Objective:
Reproduce all entries precisely, down to the last character.

>> START

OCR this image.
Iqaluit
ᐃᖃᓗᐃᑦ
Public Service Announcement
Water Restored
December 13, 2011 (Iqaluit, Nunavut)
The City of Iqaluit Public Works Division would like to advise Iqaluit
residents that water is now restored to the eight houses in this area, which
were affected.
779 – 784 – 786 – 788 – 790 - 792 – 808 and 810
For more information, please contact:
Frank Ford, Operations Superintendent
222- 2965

>> END

Output for this task:
OCR this image.
Iqaluit
ᐃᖃᓗᐃᑦ
Public Service Announcement
Water Restored
December 13, 2011 (Iqaluit, Nunavut)
The City of Iqaluit Public Works Division would like to advise Iqaluit
residents that water is now restored to the eight houses in this area, which
were affected.
779 – 784 – 786 – 788 – 790 - 792 – 808 and 810
For more information, please contact:
Frank Ford, Operations Superintendent
222- 2965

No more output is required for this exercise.